— Region annotation records —
= = =
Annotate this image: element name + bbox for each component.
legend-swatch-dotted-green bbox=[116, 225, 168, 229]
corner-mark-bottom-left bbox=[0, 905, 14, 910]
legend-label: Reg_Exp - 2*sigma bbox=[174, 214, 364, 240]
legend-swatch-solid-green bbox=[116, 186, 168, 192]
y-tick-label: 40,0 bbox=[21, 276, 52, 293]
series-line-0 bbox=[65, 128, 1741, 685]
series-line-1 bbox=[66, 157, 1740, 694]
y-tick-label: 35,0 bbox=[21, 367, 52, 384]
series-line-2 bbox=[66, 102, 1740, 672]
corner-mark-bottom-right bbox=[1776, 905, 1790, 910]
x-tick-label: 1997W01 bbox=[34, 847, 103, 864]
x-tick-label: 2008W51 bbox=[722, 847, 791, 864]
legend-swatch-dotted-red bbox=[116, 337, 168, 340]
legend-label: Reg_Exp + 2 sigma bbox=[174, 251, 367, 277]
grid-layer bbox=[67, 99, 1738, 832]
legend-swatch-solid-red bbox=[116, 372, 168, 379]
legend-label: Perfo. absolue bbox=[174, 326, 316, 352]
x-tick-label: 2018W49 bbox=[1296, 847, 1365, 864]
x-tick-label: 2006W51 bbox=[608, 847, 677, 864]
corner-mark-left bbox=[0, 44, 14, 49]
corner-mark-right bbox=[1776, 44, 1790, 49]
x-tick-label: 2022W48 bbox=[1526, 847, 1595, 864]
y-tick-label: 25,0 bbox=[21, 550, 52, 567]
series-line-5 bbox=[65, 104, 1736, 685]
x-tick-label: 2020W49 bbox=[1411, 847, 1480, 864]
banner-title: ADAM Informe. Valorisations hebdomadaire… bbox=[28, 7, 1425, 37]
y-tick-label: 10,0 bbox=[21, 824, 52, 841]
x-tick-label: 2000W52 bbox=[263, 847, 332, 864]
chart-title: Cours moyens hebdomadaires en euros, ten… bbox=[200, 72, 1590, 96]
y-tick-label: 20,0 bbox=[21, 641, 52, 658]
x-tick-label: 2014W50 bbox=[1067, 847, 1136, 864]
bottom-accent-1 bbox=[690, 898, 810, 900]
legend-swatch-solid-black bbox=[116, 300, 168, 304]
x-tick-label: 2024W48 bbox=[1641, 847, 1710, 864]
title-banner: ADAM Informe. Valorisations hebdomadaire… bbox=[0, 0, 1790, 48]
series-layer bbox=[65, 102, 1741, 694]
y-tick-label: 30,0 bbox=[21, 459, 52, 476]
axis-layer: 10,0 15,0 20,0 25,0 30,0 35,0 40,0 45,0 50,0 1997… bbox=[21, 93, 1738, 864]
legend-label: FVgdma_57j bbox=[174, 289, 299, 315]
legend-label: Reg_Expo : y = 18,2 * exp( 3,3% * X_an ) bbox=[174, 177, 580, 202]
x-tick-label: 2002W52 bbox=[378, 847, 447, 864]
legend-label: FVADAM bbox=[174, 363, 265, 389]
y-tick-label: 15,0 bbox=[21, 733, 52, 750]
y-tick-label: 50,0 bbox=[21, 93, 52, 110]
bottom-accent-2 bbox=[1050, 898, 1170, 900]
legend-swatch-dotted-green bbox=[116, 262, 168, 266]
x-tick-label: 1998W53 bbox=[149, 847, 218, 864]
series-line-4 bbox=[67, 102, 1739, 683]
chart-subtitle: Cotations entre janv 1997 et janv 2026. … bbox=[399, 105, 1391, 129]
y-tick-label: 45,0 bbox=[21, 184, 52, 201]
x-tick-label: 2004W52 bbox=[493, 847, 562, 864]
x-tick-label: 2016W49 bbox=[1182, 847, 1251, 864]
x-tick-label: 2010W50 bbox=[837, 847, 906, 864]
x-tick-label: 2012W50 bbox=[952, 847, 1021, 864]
= = =
— Work required —
Arrange the records from their first line through the line containing "series-line-2 bbox=[66, 102, 1740, 672]", with both ends included, as a Markdown table. Use a Row column for each line's number and a Line column for its text, and leave out blank lines.

— Written answer —
| Row | Line |
|---|---|
| 1 | Annotate this image: element name + bbox for each component. |
| 2 | legend-swatch-dotted-green bbox=[116, 225, 168, 229] |
| 3 | corner-mark-bottom-left bbox=[0, 905, 14, 910] |
| 4 | legend-label: Reg_Exp - 2*sigma bbox=[174, 214, 364, 240] |
| 5 | legend-swatch-solid-green bbox=[116, 186, 168, 192] |
| 6 | y-tick-label: 40,0 bbox=[21, 276, 52, 293] |
| 7 | series-line-0 bbox=[65, 128, 1741, 685] |
| 8 | series-line-1 bbox=[66, 157, 1740, 694] |
| 9 | y-tick-label: 35,0 bbox=[21, 367, 52, 384] |
| 10 | series-line-2 bbox=[66, 102, 1740, 672] |